*What this exercise asks*:
A) Write out everything in the blog post from "The Hardest Thing, Revisited" down to "and following it.".
B) Continue the blog post about Newfoundland and the writing life from where it stops.

*Page text*:
↓

The first sight I encounter is Cape Spear, the northern-most point in North America. By way of background, this is the very first day of four that the sun has even shone, and it is forecast to be short-lived. This hiking trail is alive with people of all ages and all abilities. The wind blows mightily across these barren rocks and the beautiful pewter and feather-white sea. I have to fight to keep my footing just to take a picture or two once atop Sentinal Hill, which I find kind of funny but have no one to share my silliness with. Bracing my feet as far apart as they'll go without committing an act of treason to my hamstrings, I take glorious pictures of the ocean, skyline and carefully restored architecture. The buffeting wind is enough to, as my witty and articulate Dad would say, "Blow a sick whore off a piss pot." Ah, such a poet! How I miss you, you funny, quirky man.

The remainder of the trip was uneventful as Scrappy had been neutered, of sorts, coming to some realization all by his little teeny tiny self that he'd overstepped the bounds of normal and polite human interaction. Or possibly he'd spoken to his wife on the phone, relaying the situation to her, and she'd told him what a f--king dolt he was. Hard tellin'.

We plan to return to Newfoundland next summer when we can really spend some time vacationing, hiking and mellowing out with the warm, welcoming people. And, next time we'll make a point to get "screeched in" and become honorary Newfoundlanders by kissing the cod, downing the Screech, and reciting the requisite phrase: "Long may your big jib draw the ol' cocky, mate!"

Friday, April 2, 2010

The Hardest Thing, Revisited

In all honesty, having a husband like mine who has been silently supportive of whatever it is I wish to do has been my silent undoing. This is the hardest thing about quitting a job, finding a writing life and following it.

His loving support has allowed me to wallow, fritter, dither, dally and every other word that literally means "f--k around" while he works diligently to make our lives happen.

Never before in my relatively short lifetime have I been afforded the luxury of being able to not work for a living, make a paycheck, bring home the bacon. Only now, my greatest fear has been realized in that ennui has set in and I'm playing Farmville and Fish World on Facebook more than I'm writing or being creative in my own thoughts. I've turned into the worst case scenario that I can even imagine, and I'm actually encouraging others to follow suit! Cest wut ler fuk do I think I'm doing with my life? Raising imaginary pixel sheep and grapes?

↑

*Listed records*:

↓

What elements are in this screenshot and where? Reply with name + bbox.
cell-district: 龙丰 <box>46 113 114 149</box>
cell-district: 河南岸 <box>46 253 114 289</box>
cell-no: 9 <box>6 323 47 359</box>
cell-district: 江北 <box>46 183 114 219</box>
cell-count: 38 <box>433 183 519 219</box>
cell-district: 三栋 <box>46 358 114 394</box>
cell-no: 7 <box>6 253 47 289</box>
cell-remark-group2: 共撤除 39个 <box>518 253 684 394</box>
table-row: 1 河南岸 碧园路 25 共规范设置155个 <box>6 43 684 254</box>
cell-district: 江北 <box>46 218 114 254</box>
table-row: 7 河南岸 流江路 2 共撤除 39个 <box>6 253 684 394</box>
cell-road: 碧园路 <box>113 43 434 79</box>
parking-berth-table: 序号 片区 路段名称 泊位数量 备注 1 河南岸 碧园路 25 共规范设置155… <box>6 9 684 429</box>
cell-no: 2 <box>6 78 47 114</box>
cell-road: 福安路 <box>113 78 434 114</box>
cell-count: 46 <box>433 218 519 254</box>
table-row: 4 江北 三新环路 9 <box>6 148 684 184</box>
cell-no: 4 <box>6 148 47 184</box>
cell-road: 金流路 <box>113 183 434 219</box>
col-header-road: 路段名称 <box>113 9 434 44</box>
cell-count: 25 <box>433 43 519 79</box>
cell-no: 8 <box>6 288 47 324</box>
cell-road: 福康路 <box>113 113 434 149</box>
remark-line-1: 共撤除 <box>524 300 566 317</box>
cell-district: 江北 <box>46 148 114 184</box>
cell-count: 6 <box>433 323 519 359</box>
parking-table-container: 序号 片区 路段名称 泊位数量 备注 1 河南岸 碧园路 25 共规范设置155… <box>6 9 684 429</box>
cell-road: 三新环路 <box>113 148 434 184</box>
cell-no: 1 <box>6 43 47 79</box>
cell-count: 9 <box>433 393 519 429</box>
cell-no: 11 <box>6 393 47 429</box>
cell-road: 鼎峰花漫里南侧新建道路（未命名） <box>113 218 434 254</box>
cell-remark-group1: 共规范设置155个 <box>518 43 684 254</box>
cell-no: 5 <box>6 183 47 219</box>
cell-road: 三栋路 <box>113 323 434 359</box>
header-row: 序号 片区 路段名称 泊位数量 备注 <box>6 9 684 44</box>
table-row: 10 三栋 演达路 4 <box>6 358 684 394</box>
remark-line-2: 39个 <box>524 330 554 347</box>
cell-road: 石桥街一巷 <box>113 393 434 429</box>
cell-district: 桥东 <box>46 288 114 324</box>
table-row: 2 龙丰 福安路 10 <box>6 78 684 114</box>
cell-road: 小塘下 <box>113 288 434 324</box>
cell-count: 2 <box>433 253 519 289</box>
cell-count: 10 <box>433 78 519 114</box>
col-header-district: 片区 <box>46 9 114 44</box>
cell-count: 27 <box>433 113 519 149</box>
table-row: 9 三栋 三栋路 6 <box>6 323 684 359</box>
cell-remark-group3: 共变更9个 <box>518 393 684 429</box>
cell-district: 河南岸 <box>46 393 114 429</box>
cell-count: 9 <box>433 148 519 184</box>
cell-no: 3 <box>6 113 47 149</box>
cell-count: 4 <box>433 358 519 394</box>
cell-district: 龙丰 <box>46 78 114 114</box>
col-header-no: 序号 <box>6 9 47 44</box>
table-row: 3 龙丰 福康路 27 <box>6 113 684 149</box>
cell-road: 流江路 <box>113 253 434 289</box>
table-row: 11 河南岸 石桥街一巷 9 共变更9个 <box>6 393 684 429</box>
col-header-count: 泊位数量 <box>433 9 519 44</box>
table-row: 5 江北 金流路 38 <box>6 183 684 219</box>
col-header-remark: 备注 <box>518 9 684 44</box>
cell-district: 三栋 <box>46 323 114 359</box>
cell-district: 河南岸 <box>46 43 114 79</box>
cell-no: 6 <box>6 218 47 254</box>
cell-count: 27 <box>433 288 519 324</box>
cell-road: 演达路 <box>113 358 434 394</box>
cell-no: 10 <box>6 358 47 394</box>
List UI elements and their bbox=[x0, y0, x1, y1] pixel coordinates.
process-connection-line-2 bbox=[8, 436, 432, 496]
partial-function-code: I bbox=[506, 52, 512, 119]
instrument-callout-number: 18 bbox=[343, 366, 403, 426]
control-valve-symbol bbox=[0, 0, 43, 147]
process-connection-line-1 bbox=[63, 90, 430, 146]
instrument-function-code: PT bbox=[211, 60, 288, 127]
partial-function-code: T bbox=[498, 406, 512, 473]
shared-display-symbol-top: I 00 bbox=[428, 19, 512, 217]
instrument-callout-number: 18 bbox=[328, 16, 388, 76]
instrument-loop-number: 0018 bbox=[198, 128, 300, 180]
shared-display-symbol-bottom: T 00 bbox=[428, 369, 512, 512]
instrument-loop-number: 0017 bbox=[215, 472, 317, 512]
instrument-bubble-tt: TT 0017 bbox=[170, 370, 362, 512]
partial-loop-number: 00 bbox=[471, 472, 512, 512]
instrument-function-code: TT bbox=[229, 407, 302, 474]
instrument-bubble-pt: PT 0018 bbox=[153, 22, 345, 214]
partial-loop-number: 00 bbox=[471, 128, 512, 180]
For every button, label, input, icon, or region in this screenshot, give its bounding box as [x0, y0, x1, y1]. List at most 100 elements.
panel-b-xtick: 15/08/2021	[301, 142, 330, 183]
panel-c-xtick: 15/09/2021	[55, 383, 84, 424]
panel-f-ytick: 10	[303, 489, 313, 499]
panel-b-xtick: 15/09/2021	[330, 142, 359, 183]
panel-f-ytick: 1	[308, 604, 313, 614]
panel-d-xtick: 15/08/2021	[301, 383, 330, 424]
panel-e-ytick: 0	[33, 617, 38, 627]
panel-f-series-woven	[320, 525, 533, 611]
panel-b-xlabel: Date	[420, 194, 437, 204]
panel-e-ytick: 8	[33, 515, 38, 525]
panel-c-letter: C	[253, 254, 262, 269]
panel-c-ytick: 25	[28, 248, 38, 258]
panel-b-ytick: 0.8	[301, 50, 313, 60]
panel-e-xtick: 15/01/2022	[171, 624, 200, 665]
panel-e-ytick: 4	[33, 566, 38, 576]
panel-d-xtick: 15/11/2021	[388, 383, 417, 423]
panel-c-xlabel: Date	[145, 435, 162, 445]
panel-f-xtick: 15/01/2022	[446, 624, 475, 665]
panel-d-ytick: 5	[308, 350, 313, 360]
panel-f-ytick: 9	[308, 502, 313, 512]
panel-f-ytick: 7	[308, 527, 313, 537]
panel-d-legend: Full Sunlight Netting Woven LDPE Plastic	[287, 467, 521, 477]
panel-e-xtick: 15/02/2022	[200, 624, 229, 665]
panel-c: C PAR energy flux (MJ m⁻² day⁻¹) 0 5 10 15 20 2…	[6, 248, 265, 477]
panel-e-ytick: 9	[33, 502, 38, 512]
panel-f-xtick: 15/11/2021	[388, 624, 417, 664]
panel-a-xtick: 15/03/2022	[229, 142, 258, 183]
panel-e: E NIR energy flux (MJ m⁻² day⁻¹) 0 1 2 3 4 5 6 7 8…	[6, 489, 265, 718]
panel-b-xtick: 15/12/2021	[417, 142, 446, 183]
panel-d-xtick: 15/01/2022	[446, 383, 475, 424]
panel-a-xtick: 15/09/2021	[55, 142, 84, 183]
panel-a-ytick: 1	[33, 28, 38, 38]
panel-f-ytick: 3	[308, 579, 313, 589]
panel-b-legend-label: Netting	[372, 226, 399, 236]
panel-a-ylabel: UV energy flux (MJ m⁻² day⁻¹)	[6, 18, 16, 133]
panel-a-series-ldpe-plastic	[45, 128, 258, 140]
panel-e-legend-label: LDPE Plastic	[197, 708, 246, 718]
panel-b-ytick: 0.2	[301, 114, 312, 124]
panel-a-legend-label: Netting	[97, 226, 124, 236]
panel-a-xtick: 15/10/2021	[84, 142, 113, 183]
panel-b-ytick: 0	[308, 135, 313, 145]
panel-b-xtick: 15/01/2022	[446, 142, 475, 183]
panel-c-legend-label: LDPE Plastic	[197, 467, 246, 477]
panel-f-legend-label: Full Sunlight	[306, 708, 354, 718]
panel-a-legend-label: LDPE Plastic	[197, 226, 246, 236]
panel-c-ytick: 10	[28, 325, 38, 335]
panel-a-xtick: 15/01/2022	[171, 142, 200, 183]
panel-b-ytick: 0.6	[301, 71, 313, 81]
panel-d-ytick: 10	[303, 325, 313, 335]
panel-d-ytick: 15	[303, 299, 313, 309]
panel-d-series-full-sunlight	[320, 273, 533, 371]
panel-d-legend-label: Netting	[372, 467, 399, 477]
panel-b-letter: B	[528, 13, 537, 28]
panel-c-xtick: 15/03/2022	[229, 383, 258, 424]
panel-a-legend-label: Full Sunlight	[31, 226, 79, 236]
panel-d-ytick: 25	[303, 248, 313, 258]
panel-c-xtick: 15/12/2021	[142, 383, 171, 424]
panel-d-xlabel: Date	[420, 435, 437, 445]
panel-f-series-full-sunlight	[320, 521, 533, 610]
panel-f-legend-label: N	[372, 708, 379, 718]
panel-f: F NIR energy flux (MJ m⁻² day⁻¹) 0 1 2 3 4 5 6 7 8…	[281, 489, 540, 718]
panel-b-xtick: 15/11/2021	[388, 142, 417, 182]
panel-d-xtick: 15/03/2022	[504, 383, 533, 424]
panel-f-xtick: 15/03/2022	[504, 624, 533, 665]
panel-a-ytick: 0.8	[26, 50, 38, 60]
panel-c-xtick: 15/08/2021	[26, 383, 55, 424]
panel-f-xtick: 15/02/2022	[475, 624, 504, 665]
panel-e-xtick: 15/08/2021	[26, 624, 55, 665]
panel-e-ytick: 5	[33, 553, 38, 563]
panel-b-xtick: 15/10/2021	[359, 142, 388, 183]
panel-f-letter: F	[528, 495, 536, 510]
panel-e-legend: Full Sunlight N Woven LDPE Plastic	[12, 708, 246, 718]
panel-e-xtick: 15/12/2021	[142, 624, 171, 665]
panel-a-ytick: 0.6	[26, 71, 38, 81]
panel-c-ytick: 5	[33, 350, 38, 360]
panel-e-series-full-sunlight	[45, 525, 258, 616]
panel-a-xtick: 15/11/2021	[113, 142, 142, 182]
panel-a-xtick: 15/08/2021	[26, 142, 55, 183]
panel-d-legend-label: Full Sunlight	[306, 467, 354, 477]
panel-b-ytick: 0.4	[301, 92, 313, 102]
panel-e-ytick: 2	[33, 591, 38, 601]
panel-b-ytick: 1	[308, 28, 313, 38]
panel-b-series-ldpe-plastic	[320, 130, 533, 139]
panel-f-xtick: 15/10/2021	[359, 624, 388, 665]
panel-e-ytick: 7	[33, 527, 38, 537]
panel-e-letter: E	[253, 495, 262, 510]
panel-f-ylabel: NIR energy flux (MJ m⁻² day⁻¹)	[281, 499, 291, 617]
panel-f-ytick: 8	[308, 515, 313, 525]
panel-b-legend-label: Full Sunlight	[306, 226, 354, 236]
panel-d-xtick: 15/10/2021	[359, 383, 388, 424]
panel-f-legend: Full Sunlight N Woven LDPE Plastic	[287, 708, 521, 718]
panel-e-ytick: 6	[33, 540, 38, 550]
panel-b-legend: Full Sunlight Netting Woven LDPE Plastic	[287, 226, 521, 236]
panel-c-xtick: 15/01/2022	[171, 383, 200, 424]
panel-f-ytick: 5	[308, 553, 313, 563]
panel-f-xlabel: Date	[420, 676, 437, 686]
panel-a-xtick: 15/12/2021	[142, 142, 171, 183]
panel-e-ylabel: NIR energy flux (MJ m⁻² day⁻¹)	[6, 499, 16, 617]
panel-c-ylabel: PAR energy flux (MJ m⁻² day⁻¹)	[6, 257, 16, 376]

↑

*Responses per task*:
A)
The Hardest Thing, Revisited

In all honesty, having a husband like mine who has been silently supportive of whatever it is I wish to do has been my silent undoing. This is the hardest thing about quitting a job, finding a writing life and following it.

B)
In my own defense, life has not been generous in that we've lost my husband's aunt and one of my sisters within days of one another, along with his mother being in and out of the hospital. These distractions have been a mighty influence on my ability to function creatively and my "little plantation" has given me many hours of simple and mindless enjoyment when I couldn't stand to speak or think in ways that were appropriate or without a measure of grief that others just don't want to see or be around. Pixel cows and chickens are happily fed by weeping women.

Thursday, April 1, 2010

The Hardest Thing

The hardest thing? As Stephen King and other well-worn writers would say, "a supportive family." Very bad. A very, very bad thing. They "love" you whether you pass or fail, so THEY say. I think that might be some kind of softsoap or "horseshit," as Tom Hanks likes to say.

I've been away from my writing FAR too long, my snarkiness too long; my bitterness and sarcasm, along with my soulful crooney doopy-doodling. Too bad, once again. People love the gamut of writing; I love to write what I love to read. And so I do what I love.

Take for instance today. I bought a car. This car salesman Jonathan Hindend (or Jack Ass for short) apparently thought I would appreciate his being rude to the On-Star man in the Philippines because I told him he was bullshitting me when he told me some BULLSHIT. I did not. I apologized to this man named Dan in the Philippines once Jack Ass was out of the car and gone for good. Dan from On-Star said it was no big deal. I assured him it was to me and apologized from the bottom of my heart. We continued installing and talking about the benefits of my On-Star and ended amicably. I'm sure he felt better for the interaction. I know I did. The last thing I want is some guy making minimum wage in the Philippines feeling bad about some car salesman being a twinkie to him for no good reason.

Okay, I'm way off track. The hardest thing to getting back to work is a supportive network of family or friends that says "it's okay" when no one will hire me. Me? My resume kick's ass, perhaps a little too much in this economy and in this "neck o' the woods." 'Story of my life.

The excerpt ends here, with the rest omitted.